== MATERIAL SHOWN ==

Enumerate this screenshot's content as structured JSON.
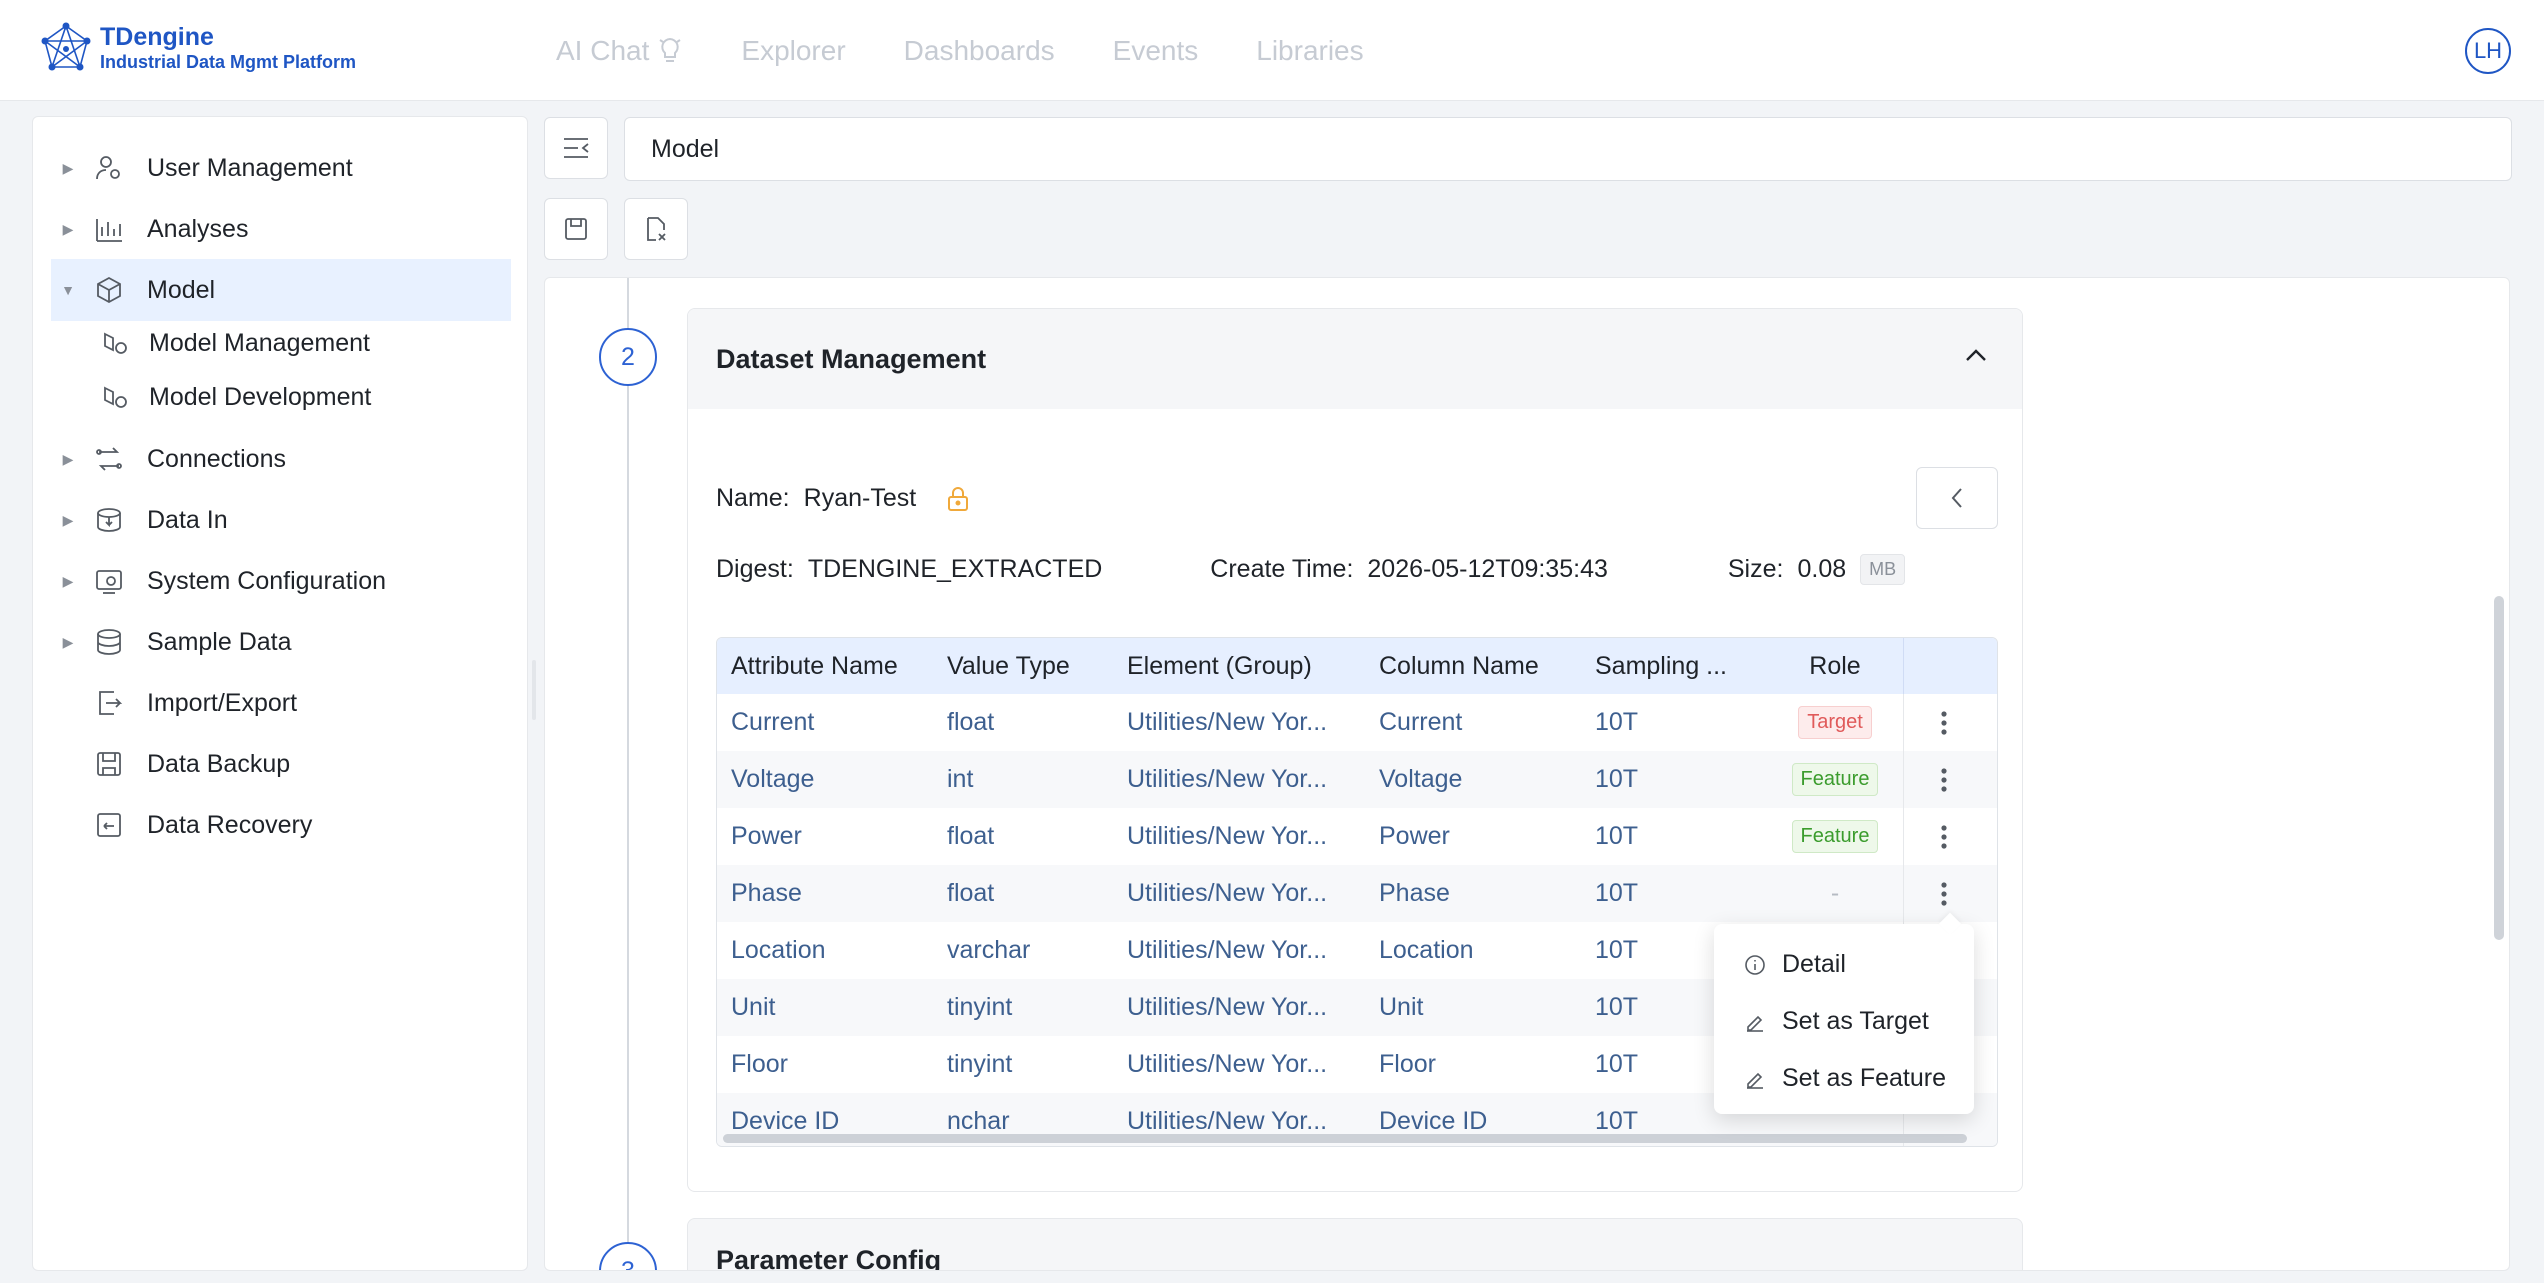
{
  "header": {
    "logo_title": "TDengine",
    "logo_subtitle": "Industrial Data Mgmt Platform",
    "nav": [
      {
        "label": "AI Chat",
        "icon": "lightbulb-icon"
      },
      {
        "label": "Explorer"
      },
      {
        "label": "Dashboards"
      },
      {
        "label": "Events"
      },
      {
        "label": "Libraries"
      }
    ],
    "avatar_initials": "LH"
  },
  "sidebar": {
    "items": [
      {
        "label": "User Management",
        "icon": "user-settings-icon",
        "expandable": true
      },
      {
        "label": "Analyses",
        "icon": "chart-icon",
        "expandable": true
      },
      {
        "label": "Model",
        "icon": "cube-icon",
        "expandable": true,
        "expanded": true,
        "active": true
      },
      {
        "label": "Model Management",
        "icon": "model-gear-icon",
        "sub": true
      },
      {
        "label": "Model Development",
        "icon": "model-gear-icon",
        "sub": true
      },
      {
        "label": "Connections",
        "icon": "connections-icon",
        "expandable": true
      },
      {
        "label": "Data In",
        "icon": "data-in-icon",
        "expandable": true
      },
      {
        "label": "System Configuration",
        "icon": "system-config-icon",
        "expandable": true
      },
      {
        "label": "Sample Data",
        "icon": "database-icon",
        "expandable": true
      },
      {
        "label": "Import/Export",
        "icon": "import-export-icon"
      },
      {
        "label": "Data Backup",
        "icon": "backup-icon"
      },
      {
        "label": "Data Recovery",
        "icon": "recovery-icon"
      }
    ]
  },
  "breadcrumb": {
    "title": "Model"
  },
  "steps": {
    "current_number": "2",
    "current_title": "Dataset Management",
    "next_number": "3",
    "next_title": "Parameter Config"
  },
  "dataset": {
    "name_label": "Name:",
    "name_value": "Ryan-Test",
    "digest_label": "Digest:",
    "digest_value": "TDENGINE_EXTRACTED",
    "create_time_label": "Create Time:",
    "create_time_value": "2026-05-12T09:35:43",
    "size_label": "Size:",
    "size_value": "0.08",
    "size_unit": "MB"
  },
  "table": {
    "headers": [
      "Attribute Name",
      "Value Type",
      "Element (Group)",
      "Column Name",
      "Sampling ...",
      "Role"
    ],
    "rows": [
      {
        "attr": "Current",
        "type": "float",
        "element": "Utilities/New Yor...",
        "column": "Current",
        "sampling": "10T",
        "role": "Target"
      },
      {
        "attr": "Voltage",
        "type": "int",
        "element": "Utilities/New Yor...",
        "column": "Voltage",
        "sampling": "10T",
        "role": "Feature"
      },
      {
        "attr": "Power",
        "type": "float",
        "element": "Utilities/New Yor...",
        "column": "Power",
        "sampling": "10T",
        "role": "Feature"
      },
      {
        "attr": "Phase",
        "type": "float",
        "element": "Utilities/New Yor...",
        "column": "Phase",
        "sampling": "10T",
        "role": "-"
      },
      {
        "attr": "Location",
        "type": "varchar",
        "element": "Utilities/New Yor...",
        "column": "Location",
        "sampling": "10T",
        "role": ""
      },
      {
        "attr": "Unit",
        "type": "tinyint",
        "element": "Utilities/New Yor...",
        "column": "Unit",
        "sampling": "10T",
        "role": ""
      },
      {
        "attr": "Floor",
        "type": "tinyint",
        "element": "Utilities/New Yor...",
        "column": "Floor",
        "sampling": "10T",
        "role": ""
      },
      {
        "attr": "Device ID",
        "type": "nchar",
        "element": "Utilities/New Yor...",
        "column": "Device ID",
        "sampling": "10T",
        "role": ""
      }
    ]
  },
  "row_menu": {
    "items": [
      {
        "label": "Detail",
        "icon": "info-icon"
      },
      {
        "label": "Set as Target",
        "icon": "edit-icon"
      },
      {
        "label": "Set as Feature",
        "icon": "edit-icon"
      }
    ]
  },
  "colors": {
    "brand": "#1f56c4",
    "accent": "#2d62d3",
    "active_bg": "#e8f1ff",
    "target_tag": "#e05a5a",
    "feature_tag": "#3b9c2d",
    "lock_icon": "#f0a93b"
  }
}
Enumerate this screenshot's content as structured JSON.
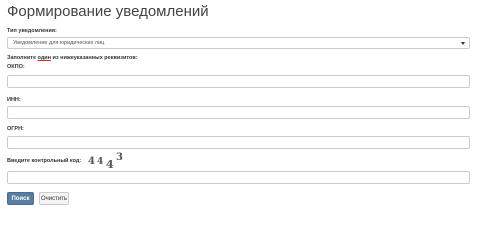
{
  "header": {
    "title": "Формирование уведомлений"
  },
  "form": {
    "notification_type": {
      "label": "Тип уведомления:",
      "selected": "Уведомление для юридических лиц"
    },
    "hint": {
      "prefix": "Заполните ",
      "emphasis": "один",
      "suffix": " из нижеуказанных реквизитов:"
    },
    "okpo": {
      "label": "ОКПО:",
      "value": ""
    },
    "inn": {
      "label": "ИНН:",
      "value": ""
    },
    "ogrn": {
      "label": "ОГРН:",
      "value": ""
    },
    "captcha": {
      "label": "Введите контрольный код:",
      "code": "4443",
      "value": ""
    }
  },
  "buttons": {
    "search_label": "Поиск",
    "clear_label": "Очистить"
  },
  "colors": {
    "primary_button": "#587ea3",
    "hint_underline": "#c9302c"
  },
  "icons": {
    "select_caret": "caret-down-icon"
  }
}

===

PROBLEM REQUIREMENTS
Reproduce every record above exactly, omitting the pictures.

SOLUTION TO THE EXERCISE
Enumerate this screenshot's content as structured JSON.
{
  "header": {
    "logo_title": "TDengine",
    "logo_subtitle": "Industrial Data Mgmt Platform",
    "nav": [
      {
        "label": "AI Chat",
        "icon": "lightbulb-icon"
      },
      {
        "label": "Explorer"
      },
      {
        "label": "Dashboards"
      },
      {
        "label": "Events"
      },
      {
        "label": "Libraries"
      }
    ],
    "avatar_initials": "LH"
  },
  "sidebar": {
    "items": [
      {
        "label": "User Management",
        "icon": "user-settings-icon",
        "expandable": true
      },
      {
        "label": "Analyses",
        "icon": "chart-icon",
        "expandable": true
      },
      {
        "label": "Model",
        "icon": "cube-icon",
        "expandable": true,
        "expanded": true,
        "active": true
      },
      {
        "label": "Model Management",
        "icon": "model-gear-icon",
        "sub": true
      },
      {
        "label": "Model Development",
        "icon": "model-gear-icon",
        "sub": true
      },
      {
        "label": "Connections",
        "icon": "connections-icon",
        "expandable": true
      },
      {
        "label": "Data In",
        "icon": "data-in-icon",
        "expandable": true
      },
      {
        "label": "System Configuration",
        "icon": "system-config-icon",
        "expandable": true
      },
      {
        "label": "Sample Data",
        "icon": "database-icon",
        "expandable": true
      },
      {
        "label": "Import/Export",
        "icon": "import-export-icon"
      },
      {
        "label": "Data Backup",
        "icon": "backup-icon"
      },
      {
        "label": "Data Recovery",
        "icon": "recovery-icon"
      }
    ]
  },
  "breadcrumb": {
    "title": "Model"
  },
  "steps": {
    "current_number": "2",
    "current_title": "Dataset Management",
    "next_number": "3",
    "next_title": "Parameter Config"
  },
  "dataset": {
    "name_label": "Name:",
    "name_value": "Ryan-Test",
    "digest_label": "Digest:",
    "digest_value": "TDENGINE_EXTRACTED",
    "create_time_label": "Create Time:",
    "create_time_value": "2026-05-12T09:35:43",
    "size_label": "Size:",
    "size_value": "0.08",
    "size_unit": "MB"
  },
  "table": {
    "headers": [
      "Attribute Name",
      "Value Type",
      "Element (Group)",
      "Column Name",
      "Sampling ...",
      "Role"
    ],
    "rows": [
      {
        "attr": "Current",
        "type": "float",
        "element": "Utilities/New Yor...",
        "column": "Current",
        "sampling": "10T",
        "role": "Target"
      },
      {
        "attr": "Voltage",
        "type": "int",
        "element": "Utilities/New Yor...",
        "column": "Voltage",
        "sampling": "10T",
        "role": "Feature"
      },
      {
        "attr": "Power",
        "type": "float",
        "element": "Utilities/New Yor...",
        "column": "Power",
        "sampling": "10T",
        "role": "Feature"
      },
      {
        "attr": "Phase",
        "type": "float",
        "element": "Utilities/New Yor...",
        "column": "Phase",
        "sampling": "10T",
        "role": "-"
      },
      {
        "attr": "Location",
        "type": "varchar",
        "element": "Utilities/New Yor...",
        "column": "Location",
        "sampling": "10T",
        "role": ""
      },
      {
        "attr": "Unit",
        "type": "tinyint",
        "element": "Utilities/New Yor...",
        "column": "Unit",
        "sampling": "10T",
        "role": ""
      },
      {
        "attr": "Floor",
        "type": "tinyint",
        "element": "Utilities/New Yor...",
        "column": "Floor",
        "sampling": "10T",
        "role": ""
      },
      {
        "attr": "Device ID",
        "type": "nchar",
        "element": "Utilities/New Yor...",
        "column": "Device ID",
        "sampling": "10T",
        "role": ""
      }
    ]
  },
  "row_menu": {
    "items": [
      {
        "label": "Detail",
        "icon": "info-icon"
      },
      {
        "label": "Set as Target",
        "icon": "edit-icon"
      },
      {
        "label": "Set as Feature",
        "icon": "edit-icon"
      }
    ]
  },
  "colors": {
    "brand": "#1f56c4",
    "accent": "#2d62d3",
    "active_bg": "#e8f1ff",
    "target_tag": "#e05a5a",
    "feature_tag": "#3b9c2d",
    "lock_icon": "#f0a93b"
  }
}
Enumerate this screenshot's content as structured JSON.
{
  "header": {
    "title": "Формирование уведомлений"
  },
  "form": {
    "notification_type": {
      "label": "Тип уведомления:",
      "selected": "Уведомление для юридических лиц"
    },
    "hint": {
      "prefix": "Заполните ",
      "emphasis": "один",
      "suffix": " из нижеуказанных реквизитов:"
    },
    "okpo": {
      "label": "ОКПО:",
      "value": ""
    },
    "inn": {
      "label": "ИНН:",
      "value": ""
    },
    "ogrn": {
      "label": "ОГРН:",
      "value": ""
    },
    "captcha": {
      "label": "Введите контрольный код:",
      "code": "4443",
      "value": ""
    }
  },
  "buttons": {
    "search_label": "Поиск",
    "clear_label": "Очистить"
  },
  "colors": {
    "primary_button": "#587ea3",
    "hint_underline": "#c9302c"
  },
  "icons": {
    "select_caret": "caret-down-icon"
  }
}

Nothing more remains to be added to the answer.